2022-07-17 19:14:40
Капитанская дочка – декадентка?
Мало у каких авторов мы найдём столько отсылок, реминисценций, скрытых и явных цитат (называйте как хотите) и просто откровенных стилизаций, как у Акунина. Он и сам называет свои романы инженерными конструкциями (которые создаются из готовых элементов), а ещё говорит вот что: «Я беру классику, вбрасываю туда труп и делаю из этого детектив».
Герои Акунина живут в сугубо литературном мире, в котором эта самая литература существует как-то выборочно. Они знают о Достоевском, но не подозревают, что действуют по сценариям «Идиота» или «Преступления и наказания». Поминают Лермонтова, но не удивляются двойнику фаталиста из «Героя нашего времени», встреченному в реальности. Точно таким же образом они не замечают Диккенса или Стивенсона (по крайней мере, их не замечает
большинство героев). Персонажи Акунина не утруждают себя «поиском автора», они проживают свою литературную жизнь всерьёз и в милом «невежестве».
Маша Миронова 20-го века появляется в романе, который литературен в квадрате, если не в кубе – в акунинской «Любовнице смерти» чуть ли не все герои пишут стихи. В их мире знают не только Лермонтова, но и поэтов второго ряда (а самое интересное – стихотворцев не только прошлого, но и будущего!). Но вот парадокс: в этой вселенной Пушкиным написаны «Египетские ночи», но, очевидно, не написана «Капитанская дочка» – Маша Миронова берёт себе литературный псевдоним (Коломбина), не подозревая, что её настоящее имя не менее литературно. Не видит она сходств и когда рассказывает читателю о том, что её возлюбленного зовут Петей.

Цель 1:
Извлеките из заметки о романах Акунина фрагмент, начиная со слов «Маша Миронова 20-го» и заканчивая словами «возлюбленного зовут Петей.» включительно.

Предоставленные записи:

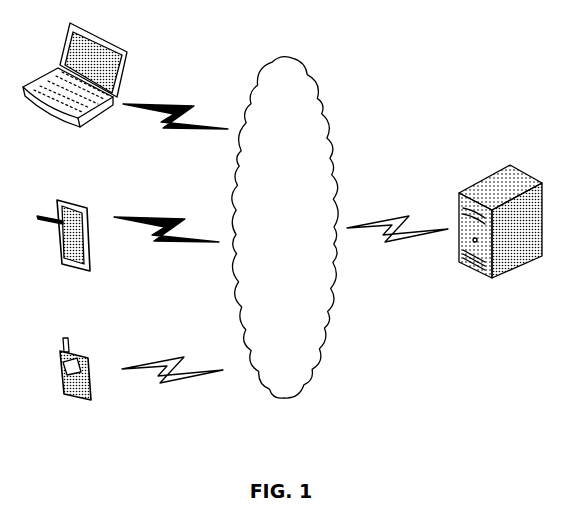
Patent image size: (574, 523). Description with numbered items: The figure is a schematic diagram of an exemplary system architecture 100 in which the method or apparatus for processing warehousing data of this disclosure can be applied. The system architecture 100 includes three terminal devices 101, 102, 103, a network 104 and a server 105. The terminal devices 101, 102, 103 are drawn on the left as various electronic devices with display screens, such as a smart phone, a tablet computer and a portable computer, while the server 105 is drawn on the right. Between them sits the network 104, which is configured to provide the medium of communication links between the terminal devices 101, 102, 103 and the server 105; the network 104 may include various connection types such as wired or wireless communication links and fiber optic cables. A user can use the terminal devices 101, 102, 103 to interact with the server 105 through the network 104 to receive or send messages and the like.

The system architecture 100 is at (477, 20).
The terminal device 101 is at (77, 384).
The terminal device 102 is at (64, 250).
The terminal device 103 is at (75, 88).
The network 104 is at (285, 228).
The server 105 is at (500, 237).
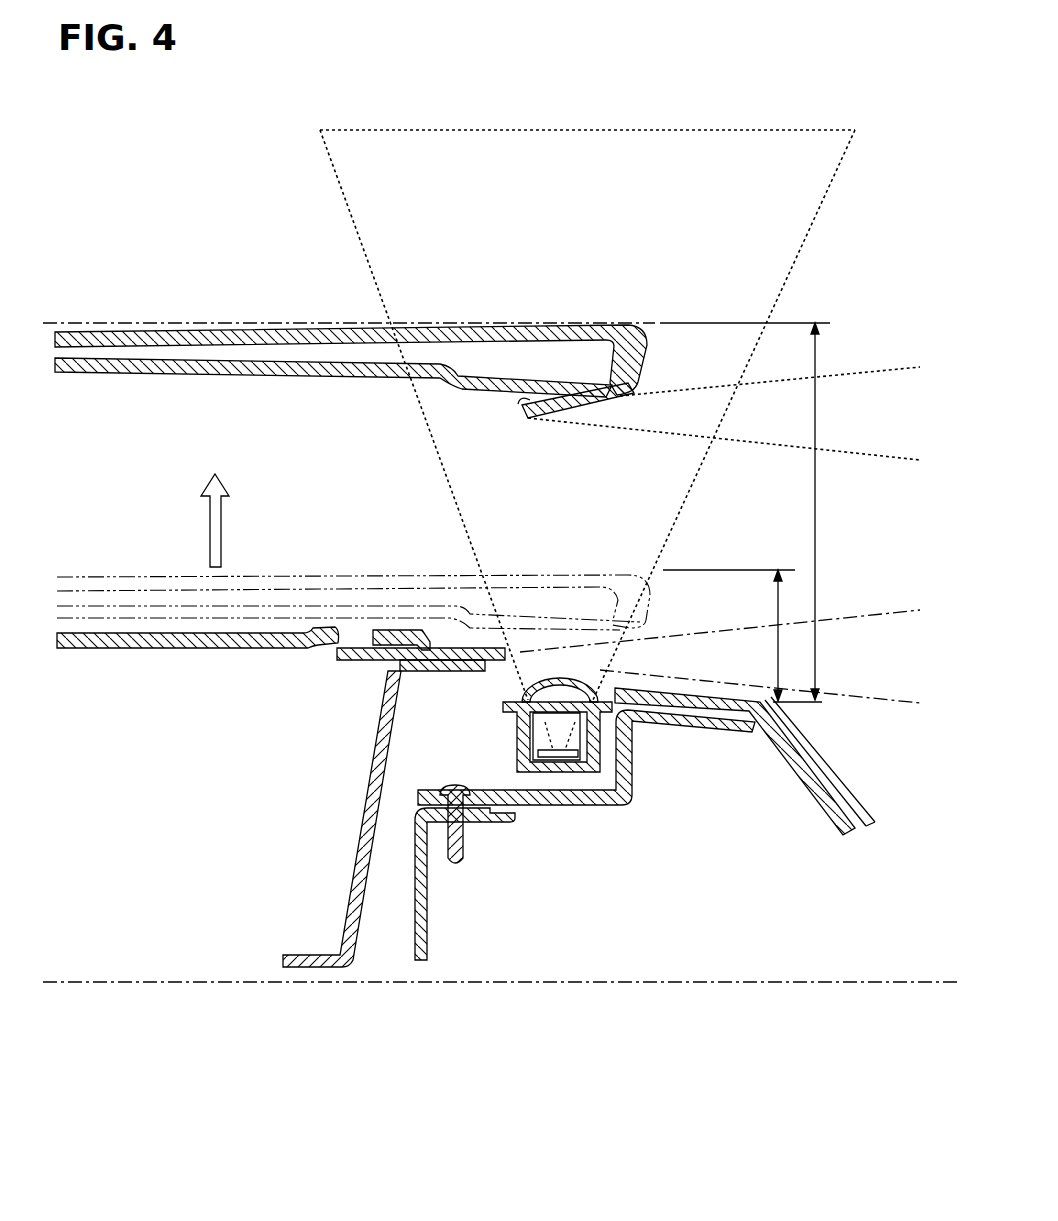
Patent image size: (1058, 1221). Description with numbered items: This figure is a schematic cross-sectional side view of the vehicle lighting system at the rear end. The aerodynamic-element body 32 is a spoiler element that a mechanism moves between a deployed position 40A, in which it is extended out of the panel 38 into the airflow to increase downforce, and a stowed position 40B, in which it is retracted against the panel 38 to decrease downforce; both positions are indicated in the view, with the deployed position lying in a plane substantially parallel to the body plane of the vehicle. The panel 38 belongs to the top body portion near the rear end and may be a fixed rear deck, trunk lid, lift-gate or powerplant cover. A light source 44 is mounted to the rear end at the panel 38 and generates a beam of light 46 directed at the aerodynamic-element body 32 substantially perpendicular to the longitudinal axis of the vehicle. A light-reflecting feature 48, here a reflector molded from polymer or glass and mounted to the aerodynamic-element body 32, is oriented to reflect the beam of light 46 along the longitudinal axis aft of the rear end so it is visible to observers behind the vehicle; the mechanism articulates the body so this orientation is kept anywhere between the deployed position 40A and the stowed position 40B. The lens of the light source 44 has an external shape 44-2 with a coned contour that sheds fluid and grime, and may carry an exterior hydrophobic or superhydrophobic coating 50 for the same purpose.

The aerodynamic-element body 32 is at (328, 336).
The panel 38 is at (676, 688).
The deployed position 40A is at (814, 511).
The stowed position 40B is at (742, 636).
The light source 44 is at (555, 762).
The external shape 44-2 is at (527, 690).
The beam of light 46 is at (872, 374).
The light-reflecting feature 48 is at (528, 400).
The hydrophobic coating 50 is at (560, 678).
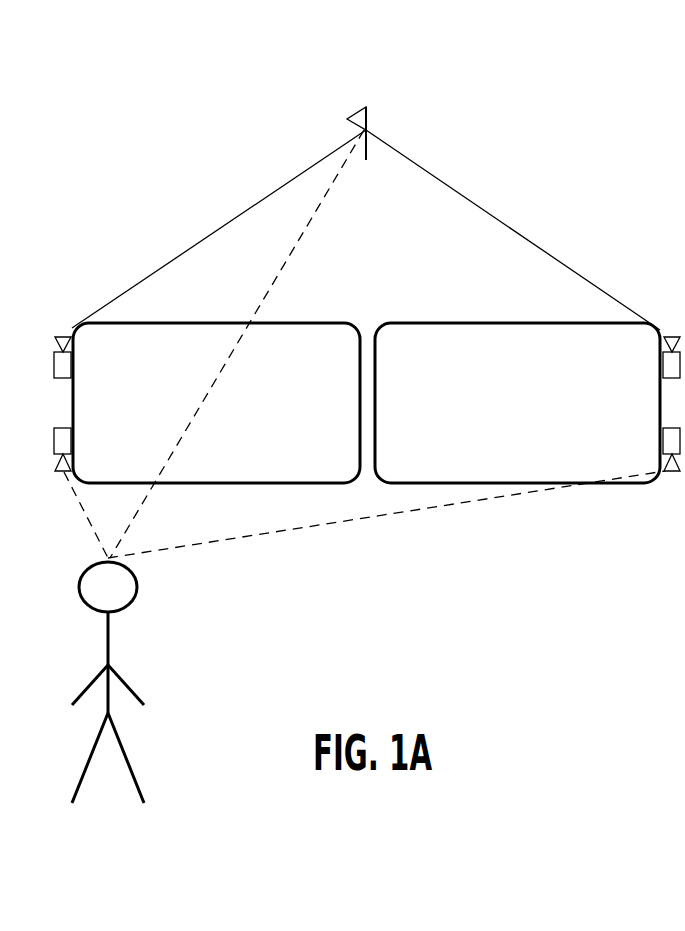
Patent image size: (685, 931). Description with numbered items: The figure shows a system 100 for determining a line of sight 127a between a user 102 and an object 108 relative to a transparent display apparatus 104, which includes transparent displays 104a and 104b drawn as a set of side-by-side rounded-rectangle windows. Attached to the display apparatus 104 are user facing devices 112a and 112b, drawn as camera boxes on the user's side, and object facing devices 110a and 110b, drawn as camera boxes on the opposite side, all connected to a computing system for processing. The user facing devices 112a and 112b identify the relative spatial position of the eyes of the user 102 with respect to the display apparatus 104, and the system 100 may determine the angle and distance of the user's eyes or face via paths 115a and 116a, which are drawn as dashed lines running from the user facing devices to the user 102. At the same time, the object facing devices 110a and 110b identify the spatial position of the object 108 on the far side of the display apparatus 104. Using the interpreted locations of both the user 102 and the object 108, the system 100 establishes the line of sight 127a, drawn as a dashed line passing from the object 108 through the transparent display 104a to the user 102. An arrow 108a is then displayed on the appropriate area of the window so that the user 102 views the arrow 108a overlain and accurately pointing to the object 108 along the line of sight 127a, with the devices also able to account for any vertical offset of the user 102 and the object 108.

The system 100 is at (252, 118).
The user 102 is at (110, 648).
The transparent display apparatus 104 is at (189, 204).
The transparent display 104a is at (318, 322).
The transparent display 104b is at (490, 322).
The object 108 is at (362, 110).
The arrow 108a is at (194, 404).
The object facing device 110a is at (53, 336).
The object facing device 110b is at (668, 337).
The user facing device 112a is at (52, 471).
The user facing device 112b is at (667, 475).
The path 115a is at (97, 543).
The path 116a is at (345, 525).
The line of sight 127a is at (282, 268).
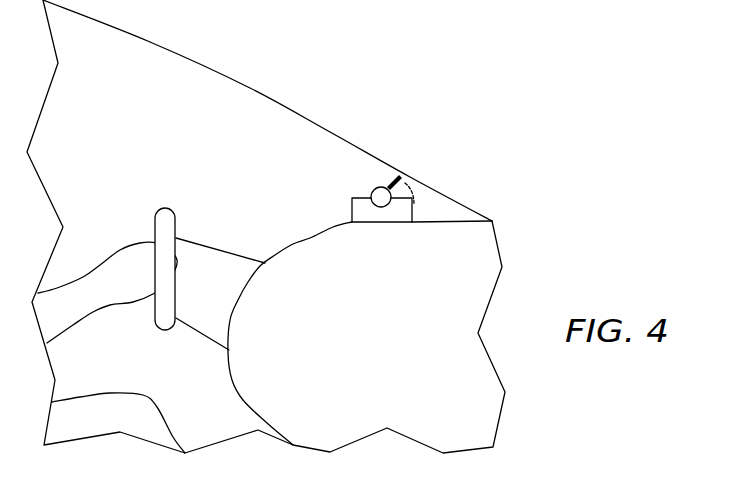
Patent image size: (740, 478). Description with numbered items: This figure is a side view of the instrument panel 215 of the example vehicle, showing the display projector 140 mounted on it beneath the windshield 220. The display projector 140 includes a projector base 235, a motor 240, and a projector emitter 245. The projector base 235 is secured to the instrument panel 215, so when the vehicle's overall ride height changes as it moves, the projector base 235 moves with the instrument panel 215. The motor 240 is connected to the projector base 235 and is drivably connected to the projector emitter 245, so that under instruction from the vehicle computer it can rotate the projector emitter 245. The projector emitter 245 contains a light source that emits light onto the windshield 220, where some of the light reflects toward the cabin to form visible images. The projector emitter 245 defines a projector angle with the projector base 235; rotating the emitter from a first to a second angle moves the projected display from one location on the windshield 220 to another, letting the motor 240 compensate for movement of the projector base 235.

The display projector 140 is at (321, 188).
The windshield 220 is at (205, 62).
The instrument panel 215 is at (300, 250).
The projector base 235 is at (365, 212).
The motor 240 is at (378, 188).
The projector emitter 245 is at (394, 180).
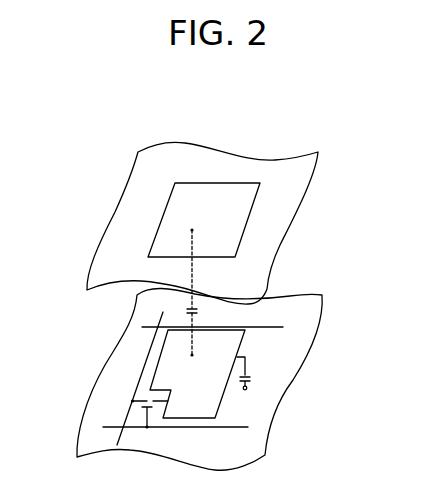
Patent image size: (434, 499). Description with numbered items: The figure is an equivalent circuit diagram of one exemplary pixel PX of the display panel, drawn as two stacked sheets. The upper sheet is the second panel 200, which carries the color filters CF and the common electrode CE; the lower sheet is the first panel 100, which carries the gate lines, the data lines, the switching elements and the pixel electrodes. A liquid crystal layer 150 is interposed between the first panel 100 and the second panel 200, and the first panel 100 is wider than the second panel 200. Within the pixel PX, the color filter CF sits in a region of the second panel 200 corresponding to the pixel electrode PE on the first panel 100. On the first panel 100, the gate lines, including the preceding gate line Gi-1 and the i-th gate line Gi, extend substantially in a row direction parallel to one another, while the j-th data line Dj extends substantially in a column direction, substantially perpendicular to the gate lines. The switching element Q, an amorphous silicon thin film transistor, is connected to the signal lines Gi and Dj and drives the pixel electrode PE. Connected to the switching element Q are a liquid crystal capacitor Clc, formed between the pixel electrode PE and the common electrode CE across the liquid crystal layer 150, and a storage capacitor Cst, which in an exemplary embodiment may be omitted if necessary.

The pixel PX is at (305, 121).
The second panel 200 is at (285, 240).
The color filter CF is at (260, 192).
The common electrode CE is at (273, 263).
The liquid crystal layer 150 is at (121, 307).
The first panel 100 is at (318, 350).
The (i-1)-th gate line Gi-1 is at (227, 327).
The i-th gate line Gi is at (184, 428).
The j-th data line Dj is at (145, 370).
The pixel electrode PE is at (225, 395).
The liquid crystal capacitor Clc is at (203, 331).
The storage capacitor Cst is at (253, 373).
The switching element Q is at (149, 413).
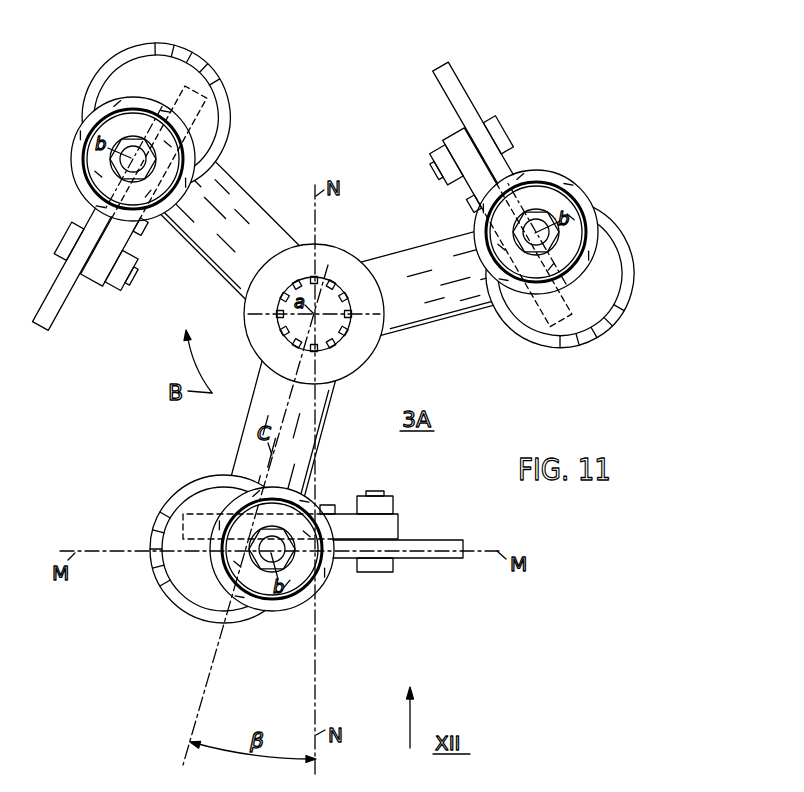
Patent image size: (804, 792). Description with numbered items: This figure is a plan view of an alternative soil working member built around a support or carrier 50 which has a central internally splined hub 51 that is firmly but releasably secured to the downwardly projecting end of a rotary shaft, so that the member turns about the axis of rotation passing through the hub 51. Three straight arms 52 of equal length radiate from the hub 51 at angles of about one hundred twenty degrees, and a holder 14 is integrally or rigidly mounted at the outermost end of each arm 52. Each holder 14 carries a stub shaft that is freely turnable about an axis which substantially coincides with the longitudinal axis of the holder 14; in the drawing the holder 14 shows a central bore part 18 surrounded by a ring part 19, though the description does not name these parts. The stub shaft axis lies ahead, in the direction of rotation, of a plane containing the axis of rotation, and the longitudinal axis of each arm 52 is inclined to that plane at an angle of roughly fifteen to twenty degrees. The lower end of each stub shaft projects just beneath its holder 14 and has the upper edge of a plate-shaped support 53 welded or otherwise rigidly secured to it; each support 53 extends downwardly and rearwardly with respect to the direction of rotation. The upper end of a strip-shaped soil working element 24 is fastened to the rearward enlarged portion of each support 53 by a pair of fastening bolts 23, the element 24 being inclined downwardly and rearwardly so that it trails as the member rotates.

The holder 14 is at (107, 66).
The axle bolt / hub nut 18 is at (306, 380).
The bearing ring 19 is at (93, 178).
The fastening bolt 23 is at (293, 344).
The soil working element 24 is at (52, 326).
The support or carrier 50 is at (357, 230).
The internally splined hub 51 is at (369, 360).
The arm 52 is at (336, 336).
The support plate 53 is at (86, 284).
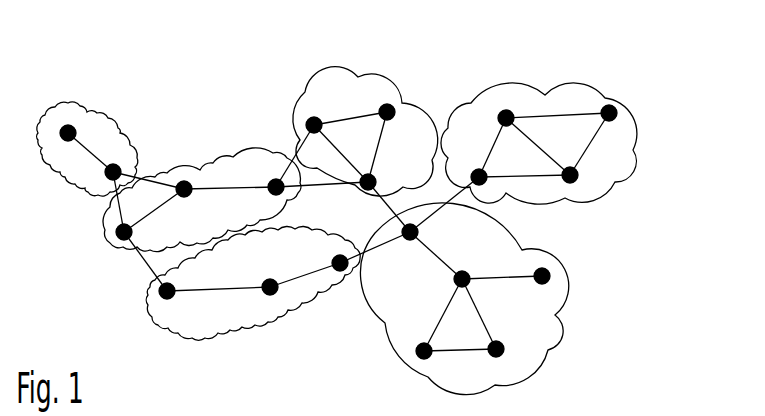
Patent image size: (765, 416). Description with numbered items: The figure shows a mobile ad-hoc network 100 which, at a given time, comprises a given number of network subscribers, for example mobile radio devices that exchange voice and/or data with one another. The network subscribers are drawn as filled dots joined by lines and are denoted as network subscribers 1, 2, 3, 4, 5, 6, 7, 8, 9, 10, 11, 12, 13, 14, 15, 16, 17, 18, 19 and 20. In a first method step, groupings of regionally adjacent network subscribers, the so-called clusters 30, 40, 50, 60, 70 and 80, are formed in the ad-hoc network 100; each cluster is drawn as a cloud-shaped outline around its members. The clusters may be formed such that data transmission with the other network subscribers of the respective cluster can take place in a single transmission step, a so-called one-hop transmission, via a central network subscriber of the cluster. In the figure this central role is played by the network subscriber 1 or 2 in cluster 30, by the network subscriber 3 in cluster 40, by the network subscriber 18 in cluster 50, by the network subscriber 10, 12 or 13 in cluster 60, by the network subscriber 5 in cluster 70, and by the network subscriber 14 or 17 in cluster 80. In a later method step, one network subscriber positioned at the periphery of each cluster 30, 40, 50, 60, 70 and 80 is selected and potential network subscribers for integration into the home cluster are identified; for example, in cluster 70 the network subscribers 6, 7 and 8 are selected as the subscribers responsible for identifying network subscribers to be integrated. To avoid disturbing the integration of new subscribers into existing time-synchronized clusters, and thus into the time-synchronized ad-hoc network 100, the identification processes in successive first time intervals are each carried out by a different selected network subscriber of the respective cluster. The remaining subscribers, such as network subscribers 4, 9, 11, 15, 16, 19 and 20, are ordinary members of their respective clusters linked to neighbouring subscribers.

The network subscriber 1 is at (76, 132).
The network subscriber 2 is at (113, 158).
The network subscriber 3 is at (187, 201).
The network subscriber 4 is at (132, 232).
The network subscriber 5 is at (462, 265).
The network subscriber 6 is at (410, 245).
The network subscriber 7 is at (542, 288).
The network subscriber 8 is at (422, 338).
The network subscriber 9 is at (501, 338).
The network subscriber 10 is at (378, 175).
The network subscriber 11 is at (266, 177).
The network subscriber 12 is at (321, 110).
The network subscriber 13 is at (379, 99).
The network subscriber 14 is at (496, 117).
The network subscriber 15 is at (597, 104).
The network subscriber 16 is at (474, 165).
The network subscriber 17 is at (581, 175).
The network subscriber 18 is at (263, 275).
The network subscriber 19 is at (172, 304).
The network subscriber 20 is at (332, 252).
The cluster 30 is at (96, 110).
The cluster 40 is at (230, 156).
The cluster 50 is at (249, 336).
The cluster 60 is at (404, 103).
The cluster 70 is at (568, 297).
The cluster 80 is at (574, 84).
The ad-hoc network 100 is at (674, 195).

Цель 2:
Выберите из записей все строки, где встречается слово «sight».

Полный ответ 1:
Маша Миронова 20-го века появляется в романе, который литературен в квадрате, если не в кубе – в акунинской «Любовнице смерти» чуть ли не все герои пишут стихи. В их мире знают не только Лермонтова, но и поэтов второго ряда (а самое интересное – стихотворцев не только прошлого, но и будущего!). Но вот парадокс: в этой вселенной Пушкиным написаны «Египетские ночи», но, очевидно, не написана «Капитанская дочка» – Маша Миронова берёт себе литературный псевдоним (Коломбина), не подозревая, что её настоящее имя не менее литературно. Не видит она сходств и когда рассказывает читателю о том, что её возлюбленного зовут Петей.

Полный ответ 2:
Patent image size: (685, 931). Description with numbered items: The figure shows a system 100 for determining a line of sight 127a between a user 102 and an object 108 relative to a transparent display apparatus 104, which includes transparent displays 104a and 104b drawn as a set of side-by-side rounded-rectangle windows. Attached to the display apparatus 104 are user facing devices 112a and 112b, drawn as camera boxes on the user's side, and object facing devices 110a and 110b, drawn as camera boxes on the opposite side, all connected to a computing system for processing. The user facing devices 112a and 112b identify the relative spatial position of the eyes of the user 102 with respect to the display apparatus 104, and the system 100 may determine the angle and distance of the user's eyes or face via paths 115a and 116a, which are drawn as dashed lines running from the user facing devices to the user 102. At the same time, the object facing devices 110a and 110b identify the spatial position of the object 108 on the far side of the display apparatus 104. Using the interpreted locations of both the user 102 and the object 108, the system 100 establishes the line of sight 127a, drawn as a dashed line passing from the object 108 through the transparent display 104a to the user 102. An arrow 108a is then displayed on the appropriate area of the window so that the user 102 views the arrow 108a overlain and accurately pointing to the object 108 along the line of sight 127a, with the devices also able to account for any vertical offset of the user 102 and the object 108.
The line of sight 127a is at (282, 268).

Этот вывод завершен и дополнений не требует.